Output nothing but the number of lines that include the word "marker".

---------------

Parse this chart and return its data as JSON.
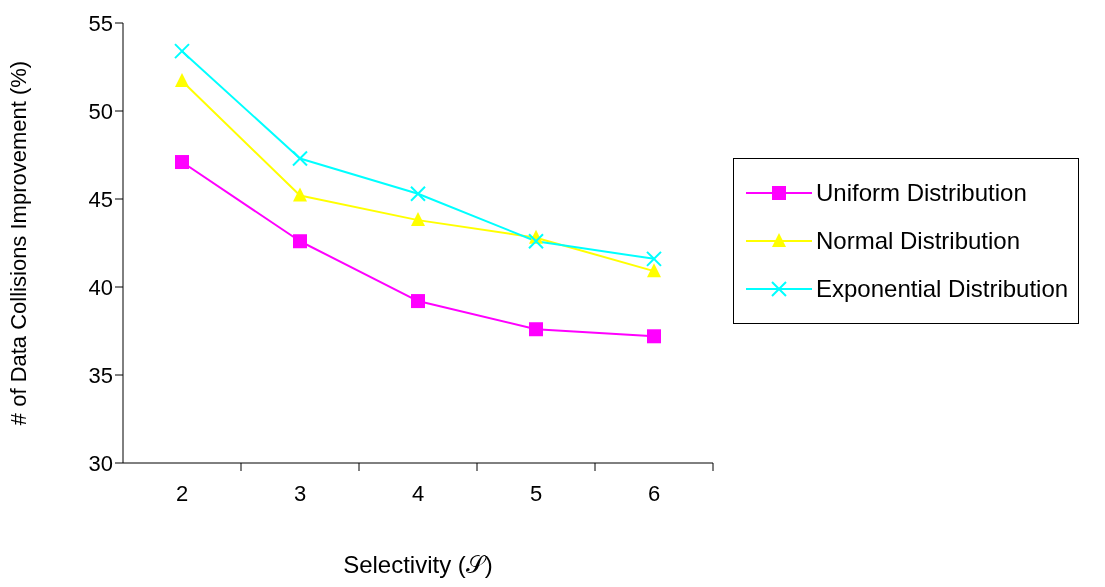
{
  "chart_data": {
    "type": "line",
    "xlabel": "Selectivity (𝒮)",
    "ylabel": "# of Data Collisions Improvement (%)",
    "categories": [
      "2",
      "3",
      "4",
      "5",
      "6"
    ],
    "ylim": [
      30,
      55
    ],
    "yticks": [
      30,
      35,
      40,
      45,
      50,
      55
    ],
    "grid": false,
    "legend": "right",
    "line_style": "solid",
    "series": [
      {
        "name": "Uniform Distribution",
        "color": "#ff00ff",
        "marker": "square",
        "values": [
          47.1,
          42.6,
          39.2,
          37.6,
          37.2
        ]
      },
      {
        "name": "Normal Distribution",
        "color": "#ffff00",
        "marker": "triangle",
        "values": [
          51.7,
          45.2,
          43.8,
          42.8,
          40.9
        ]
      },
      {
        "name": "Exponential Distribution",
        "color": "#00ffff",
        "marker": "cross",
        "values": [
          53.4,
          47.3,
          45.3,
          42.6,
          41.6
        ]
      }
    ]
  }
}
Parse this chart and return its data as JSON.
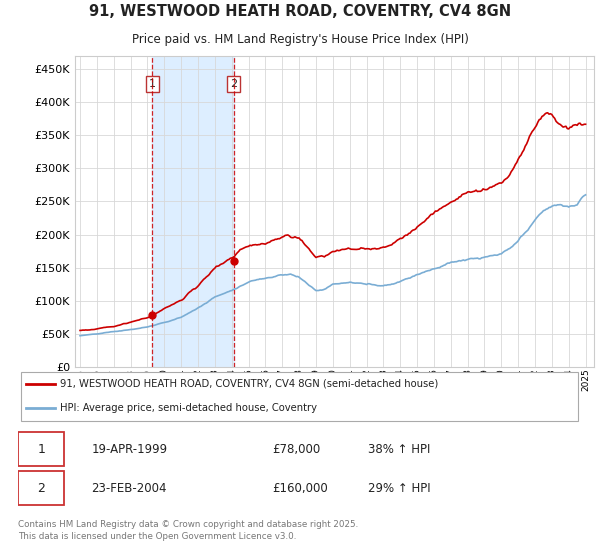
{
  "title": "91, WESTWOOD HEATH ROAD, COVENTRY, CV4 8GN",
  "subtitle": "Price paid vs. HM Land Registry's House Price Index (HPI)",
  "legend_line1": "91, WESTWOOD HEATH ROAD, COVENTRY, CV4 8GN (semi-detached house)",
  "legend_line2": "HPI: Average price, semi-detached house, Coventry",
  "transaction1_date": "19-APR-1999",
  "transaction1_price": "£78,000",
  "transaction1_hpi": "38% ↑ HPI",
  "transaction2_date": "23-FEB-2004",
  "transaction2_price": "£160,000",
  "transaction2_hpi": "29% ↑ HPI",
  "footer": "Contains HM Land Registry data © Crown copyright and database right 2025.\nThis data is licensed under the Open Government Licence v3.0.",
  "red_color": "#cc0000",
  "blue_color": "#7aadd4",
  "background_color": "#ffffff",
  "grid_color": "#d8d8d8",
  "ylim": [
    0,
    470000
  ],
  "yticks": [
    0,
    50000,
    100000,
    150000,
    200000,
    250000,
    300000,
    350000,
    400000,
    450000
  ],
  "transaction1_year": 1999.29,
  "transaction2_year": 2004.12,
  "transaction1_price_val": 78000,
  "transaction2_price_val": 160000,
  "shade_color": "#ddeeff"
}
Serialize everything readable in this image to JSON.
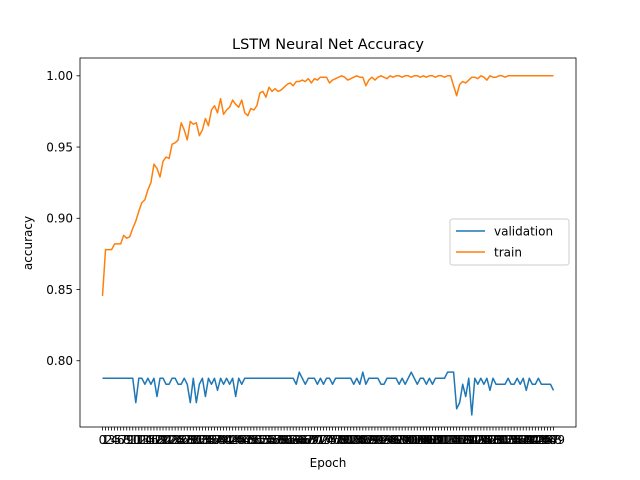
{
  "chart_data": {
    "type": "line",
    "title": "LSTM Neural Net Accuracy",
    "xlabel": "Epoch",
    "ylabel": "accuracy",
    "xlim": [
      0,
      150
    ],
    "ylim": [
      0.7535,
      1.0125
    ],
    "yticks": [
      0.8,
      0.85,
      0.9,
      0.95,
      1.0
    ],
    "ytick_labels": [
      "0.80",
      "0.85",
      "0.90",
      "0.95",
      "1.00"
    ],
    "xtick_count": 150,
    "xtick_note": "one overlapping integer tick label per epoch (0–149)",
    "grid": false,
    "legend": {
      "position": "center-right",
      "entries": [
        "validation",
        "train"
      ]
    },
    "colors": {
      "validation": "#1f77b4",
      "train": "#ff7f0e"
    },
    "series": [
      {
        "name": "validation",
        "color": "#1f77b4",
        "values": [
          0.7877,
          0.7877,
          0.7877,
          0.7877,
          0.7877,
          0.7877,
          0.7877,
          0.7877,
          0.7877,
          0.7877,
          0.7877,
          0.7706,
          0.7877,
          0.7877,
          0.7835,
          0.7877,
          0.7835,
          0.7877,
          0.7749,
          0.7877,
          0.7877,
          0.7835,
          0.7835,
          0.7877,
          0.7877,
          0.7835,
          0.7835,
          0.7877,
          0.7835,
          0.7706,
          0.7877,
          0.7706,
          0.7835,
          0.7877,
          0.7749,
          0.7877,
          0.7835,
          0.7877,
          0.7792,
          0.7877,
          0.7835,
          0.7877,
          0.7835,
          0.7877,
          0.7749,
          0.7877,
          0.7835,
          0.7877,
          0.7877,
          0.7877,
          0.7877,
          0.7877,
          0.7877,
          0.7877,
          0.7877,
          0.7877,
          0.7877,
          0.7877,
          0.7877,
          0.7877,
          0.7877,
          0.7877,
          0.7877,
          0.7877,
          0.7835,
          0.792,
          0.7877,
          0.7835,
          0.7877,
          0.7877,
          0.7877,
          0.7835,
          0.7877,
          0.7835,
          0.7877,
          0.7877,
          0.7835,
          0.7877,
          0.7877,
          0.7877,
          0.7877,
          0.7877,
          0.7877,
          0.7835,
          0.7877,
          0.7835,
          0.792,
          0.7835,
          0.7877,
          0.7877,
          0.7877,
          0.7877,
          0.7835,
          0.7835,
          0.7877,
          0.7877,
          0.7877,
          0.7877,
          0.7835,
          0.7877,
          0.7835,
          0.7877,
          0.792,
          0.7877,
          0.7835,
          0.7877,
          0.7877,
          0.7835,
          0.7877,
          0.7835,
          0.7877,
          0.7877,
          0.7877,
          0.7877,
          0.792,
          0.792,
          0.792,
          0.7663,
          0.7706,
          0.7835,
          0.7749,
          0.7877,
          0.762,
          0.7877,
          0.7835,
          0.7877,
          0.7835,
          0.7877,
          0.7792,
          0.7877,
          0.7835,
          0.7835,
          0.7835,
          0.7835,
          0.7877,
          0.7835,
          0.7835,
          0.7877,
          0.7835,
          0.7877,
          0.7792,
          0.7877,
          0.7835,
          0.7835,
          0.7877,
          0.7835,
          0.7835,
          0.7835,
          0.7835,
          0.7792
        ]
      },
      {
        "name": "train",
        "color": "#ff7f0e",
        "values": [
          0.8455,
          0.878,
          0.878,
          0.878,
          0.882,
          0.882,
          0.882,
          0.888,
          0.886,
          0.887,
          0.893,
          0.898,
          0.905,
          0.911,
          0.913,
          0.92,
          0.925,
          0.938,
          0.935,
          0.929,
          0.94,
          0.943,
          0.942,
          0.952,
          0.953,
          0.955,
          0.967,
          0.962,
          0.955,
          0.968,
          0.966,
          0.967,
          0.958,
          0.962,
          0.97,
          0.965,
          0.976,
          0.979,
          0.974,
          0.984,
          0.973,
          0.976,
          0.978,
          0.983,
          0.98,
          0.978,
          0.983,
          0.974,
          0.972,
          0.977,
          0.976,
          0.979,
          0.988,
          0.989,
          0.985,
          0.992,
          0.989,
          0.991,
          0.989,
          0.99,
          0.992,
          0.994,
          0.995,
          0.993,
          0.996,
          0.996,
          0.997,
          0.996,
          0.998,
          0.995,
          0.998,
          0.997,
          0.999,
          0.999,
          0.999,
          0.995,
          0.997,
          0.998,
          0.999,
          1.0,
          0.999,
          0.997,
          0.998,
          0.999,
          1.0,
          0.999,
          0.999,
          0.993,
          0.997,
          0.999,
          0.997,
          0.999,
          1.0,
          0.999,
          0.998,
          1.0,
          0.999,
          1.0,
          1.0,
          0.999,
          1.0,
          1.0,
          0.999,
          1.0,
          1.0,
          0.999,
          1.0,
          0.999,
          1.0,
          1.0,
          0.999,
          1.0,
          1.0,
          0.999,
          1.0,
          1.0,
          0.993,
          0.986,
          0.994,
          0.996,
          0.995,
          0.997,
          0.999,
          0.999,
          0.998,
          1.0,
          0.999,
          0.997,
          1.0,
          0.999,
          0.999,
          1.0,
          1.0,
          0.999,
          1.0,
          1.0,
          1.0,
          1.0,
          1.0,
          1.0,
          1.0,
          1.0,
          1.0,
          1.0,
          1.0,
          1.0,
          1.0,
          1.0,
          1.0,
          1.0
        ]
      }
    ]
  }
}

---------------

- **Response**
3